__Instructions for the task__: Identify the lines that contain the word "Dexter" and copy each one.

__Data for this task__:
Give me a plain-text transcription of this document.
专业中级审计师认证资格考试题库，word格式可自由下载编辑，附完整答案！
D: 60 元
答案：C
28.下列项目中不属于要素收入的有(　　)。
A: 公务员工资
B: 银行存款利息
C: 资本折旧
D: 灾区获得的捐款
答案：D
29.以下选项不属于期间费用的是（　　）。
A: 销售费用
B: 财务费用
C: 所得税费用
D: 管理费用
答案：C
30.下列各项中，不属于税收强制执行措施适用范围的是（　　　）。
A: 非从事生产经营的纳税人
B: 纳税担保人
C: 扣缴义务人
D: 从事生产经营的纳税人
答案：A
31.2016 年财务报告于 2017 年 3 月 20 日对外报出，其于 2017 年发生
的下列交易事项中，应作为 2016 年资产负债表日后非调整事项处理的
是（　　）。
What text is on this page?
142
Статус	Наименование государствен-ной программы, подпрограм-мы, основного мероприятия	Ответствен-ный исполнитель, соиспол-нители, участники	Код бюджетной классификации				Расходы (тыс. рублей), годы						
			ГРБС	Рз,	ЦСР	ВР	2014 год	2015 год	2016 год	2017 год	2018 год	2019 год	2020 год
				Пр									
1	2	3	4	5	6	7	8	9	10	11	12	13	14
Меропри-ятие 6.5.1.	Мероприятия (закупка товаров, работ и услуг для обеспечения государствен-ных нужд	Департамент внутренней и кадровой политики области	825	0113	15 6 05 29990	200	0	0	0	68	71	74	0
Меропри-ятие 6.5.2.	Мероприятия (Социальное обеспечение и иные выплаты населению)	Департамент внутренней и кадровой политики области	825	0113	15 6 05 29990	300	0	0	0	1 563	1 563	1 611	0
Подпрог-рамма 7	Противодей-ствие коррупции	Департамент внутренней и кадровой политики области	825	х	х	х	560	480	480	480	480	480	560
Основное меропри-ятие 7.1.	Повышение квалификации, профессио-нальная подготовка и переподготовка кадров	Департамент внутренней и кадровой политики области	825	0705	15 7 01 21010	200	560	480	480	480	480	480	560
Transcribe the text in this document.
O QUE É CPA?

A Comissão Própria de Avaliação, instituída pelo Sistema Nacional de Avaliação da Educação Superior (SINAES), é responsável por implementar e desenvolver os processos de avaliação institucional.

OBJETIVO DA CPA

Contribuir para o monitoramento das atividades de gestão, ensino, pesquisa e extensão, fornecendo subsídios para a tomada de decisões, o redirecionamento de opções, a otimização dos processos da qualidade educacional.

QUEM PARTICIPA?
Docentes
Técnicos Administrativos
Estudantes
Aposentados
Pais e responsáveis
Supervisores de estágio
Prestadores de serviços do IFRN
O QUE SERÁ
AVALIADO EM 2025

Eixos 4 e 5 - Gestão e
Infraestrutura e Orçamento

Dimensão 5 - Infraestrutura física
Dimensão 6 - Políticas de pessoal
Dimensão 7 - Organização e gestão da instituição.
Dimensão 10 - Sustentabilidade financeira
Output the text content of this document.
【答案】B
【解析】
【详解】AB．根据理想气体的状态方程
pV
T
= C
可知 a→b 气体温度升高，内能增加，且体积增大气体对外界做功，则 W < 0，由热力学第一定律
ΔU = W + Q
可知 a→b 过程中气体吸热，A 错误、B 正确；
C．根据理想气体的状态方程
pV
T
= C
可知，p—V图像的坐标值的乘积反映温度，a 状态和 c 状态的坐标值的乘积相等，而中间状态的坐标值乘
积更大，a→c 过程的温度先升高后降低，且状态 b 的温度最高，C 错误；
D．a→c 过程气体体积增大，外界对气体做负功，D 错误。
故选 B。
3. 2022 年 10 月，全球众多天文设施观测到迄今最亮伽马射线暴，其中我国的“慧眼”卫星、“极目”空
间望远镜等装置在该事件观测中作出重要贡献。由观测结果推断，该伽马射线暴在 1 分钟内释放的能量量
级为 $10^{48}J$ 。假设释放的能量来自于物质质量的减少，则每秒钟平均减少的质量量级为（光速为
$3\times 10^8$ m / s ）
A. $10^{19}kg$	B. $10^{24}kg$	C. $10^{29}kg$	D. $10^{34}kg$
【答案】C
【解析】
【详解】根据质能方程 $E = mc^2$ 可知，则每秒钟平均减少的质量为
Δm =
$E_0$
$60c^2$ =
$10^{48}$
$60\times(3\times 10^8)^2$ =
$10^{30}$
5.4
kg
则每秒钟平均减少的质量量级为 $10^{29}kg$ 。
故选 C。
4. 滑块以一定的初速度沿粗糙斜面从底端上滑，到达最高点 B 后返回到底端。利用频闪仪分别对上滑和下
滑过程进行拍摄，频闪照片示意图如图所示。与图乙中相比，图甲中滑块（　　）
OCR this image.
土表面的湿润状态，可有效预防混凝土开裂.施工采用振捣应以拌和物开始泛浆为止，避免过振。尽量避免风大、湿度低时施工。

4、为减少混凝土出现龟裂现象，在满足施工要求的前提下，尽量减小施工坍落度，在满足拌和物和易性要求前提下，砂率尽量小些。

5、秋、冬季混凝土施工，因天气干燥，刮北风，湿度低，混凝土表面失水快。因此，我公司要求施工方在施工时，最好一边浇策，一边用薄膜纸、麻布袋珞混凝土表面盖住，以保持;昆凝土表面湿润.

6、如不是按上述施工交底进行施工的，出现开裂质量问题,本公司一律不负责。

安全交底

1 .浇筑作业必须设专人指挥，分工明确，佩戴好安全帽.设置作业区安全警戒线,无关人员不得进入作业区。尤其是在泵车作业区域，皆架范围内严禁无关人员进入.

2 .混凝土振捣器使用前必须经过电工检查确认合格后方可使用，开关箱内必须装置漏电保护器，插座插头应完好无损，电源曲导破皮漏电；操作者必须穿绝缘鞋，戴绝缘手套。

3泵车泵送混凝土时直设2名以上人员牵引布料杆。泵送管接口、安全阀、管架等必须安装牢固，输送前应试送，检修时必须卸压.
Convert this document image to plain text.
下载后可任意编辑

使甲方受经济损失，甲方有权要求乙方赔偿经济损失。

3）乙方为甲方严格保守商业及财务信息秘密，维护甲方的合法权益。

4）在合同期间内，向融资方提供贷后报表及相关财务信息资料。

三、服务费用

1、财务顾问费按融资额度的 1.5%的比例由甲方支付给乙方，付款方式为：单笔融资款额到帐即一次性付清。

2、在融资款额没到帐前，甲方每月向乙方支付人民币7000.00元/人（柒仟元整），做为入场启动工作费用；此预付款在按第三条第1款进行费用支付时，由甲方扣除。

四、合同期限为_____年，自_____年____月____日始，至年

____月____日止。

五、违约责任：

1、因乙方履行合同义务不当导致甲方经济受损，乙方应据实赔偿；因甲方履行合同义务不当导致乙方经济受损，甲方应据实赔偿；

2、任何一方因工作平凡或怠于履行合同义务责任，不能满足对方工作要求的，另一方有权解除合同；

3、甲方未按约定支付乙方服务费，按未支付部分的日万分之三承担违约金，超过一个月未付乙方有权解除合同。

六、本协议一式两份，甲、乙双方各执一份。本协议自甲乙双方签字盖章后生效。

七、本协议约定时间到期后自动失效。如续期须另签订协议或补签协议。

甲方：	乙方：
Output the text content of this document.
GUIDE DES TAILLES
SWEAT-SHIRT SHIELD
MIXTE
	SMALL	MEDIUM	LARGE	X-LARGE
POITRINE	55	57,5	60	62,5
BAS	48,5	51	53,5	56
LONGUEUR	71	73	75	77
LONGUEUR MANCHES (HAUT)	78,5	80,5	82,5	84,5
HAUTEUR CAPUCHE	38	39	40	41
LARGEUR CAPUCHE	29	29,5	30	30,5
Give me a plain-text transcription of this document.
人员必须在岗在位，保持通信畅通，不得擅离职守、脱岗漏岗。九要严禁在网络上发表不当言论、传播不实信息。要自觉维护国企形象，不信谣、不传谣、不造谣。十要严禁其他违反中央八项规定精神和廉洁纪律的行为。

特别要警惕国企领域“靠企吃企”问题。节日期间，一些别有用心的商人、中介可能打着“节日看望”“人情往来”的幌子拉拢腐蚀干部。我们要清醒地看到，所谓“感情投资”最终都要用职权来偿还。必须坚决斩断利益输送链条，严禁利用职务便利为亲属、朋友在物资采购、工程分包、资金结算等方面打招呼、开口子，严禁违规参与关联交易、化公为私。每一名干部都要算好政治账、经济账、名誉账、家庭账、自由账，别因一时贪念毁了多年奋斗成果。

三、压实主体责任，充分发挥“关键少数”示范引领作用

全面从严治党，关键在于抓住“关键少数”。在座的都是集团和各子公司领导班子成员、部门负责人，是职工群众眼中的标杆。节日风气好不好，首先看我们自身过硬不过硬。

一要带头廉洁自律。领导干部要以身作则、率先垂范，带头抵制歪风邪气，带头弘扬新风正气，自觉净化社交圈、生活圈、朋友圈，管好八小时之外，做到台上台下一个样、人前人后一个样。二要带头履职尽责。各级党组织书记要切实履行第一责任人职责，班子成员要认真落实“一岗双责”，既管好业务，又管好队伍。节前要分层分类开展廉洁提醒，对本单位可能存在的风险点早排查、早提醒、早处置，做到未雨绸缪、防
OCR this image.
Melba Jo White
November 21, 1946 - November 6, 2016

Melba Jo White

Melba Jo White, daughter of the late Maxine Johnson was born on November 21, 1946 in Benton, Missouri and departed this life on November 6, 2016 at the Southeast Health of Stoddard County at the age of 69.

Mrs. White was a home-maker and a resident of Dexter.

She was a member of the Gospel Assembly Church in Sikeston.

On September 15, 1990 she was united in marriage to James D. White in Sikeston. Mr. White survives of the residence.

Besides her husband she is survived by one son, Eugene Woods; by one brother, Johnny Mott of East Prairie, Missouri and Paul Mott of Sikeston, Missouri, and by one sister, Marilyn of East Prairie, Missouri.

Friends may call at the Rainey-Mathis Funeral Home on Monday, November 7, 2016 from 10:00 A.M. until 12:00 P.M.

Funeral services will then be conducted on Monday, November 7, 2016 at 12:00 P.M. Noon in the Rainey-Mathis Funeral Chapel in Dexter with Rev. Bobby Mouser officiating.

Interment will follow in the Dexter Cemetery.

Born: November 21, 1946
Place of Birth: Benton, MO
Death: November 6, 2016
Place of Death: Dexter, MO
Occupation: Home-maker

__The response__:
Mrs. White was a home-maker and a resident of Dexter.
Funeral services will then be conducted on Monday, November 7, 2016 at 12:00 P.M. Noon in the Rainey-Mathis Funeral Chapel in Dexter with Rev. Bobby Mouser officiating.
Interment will follow in the Dexter Cemetery.
Place of Death: Dexter, MO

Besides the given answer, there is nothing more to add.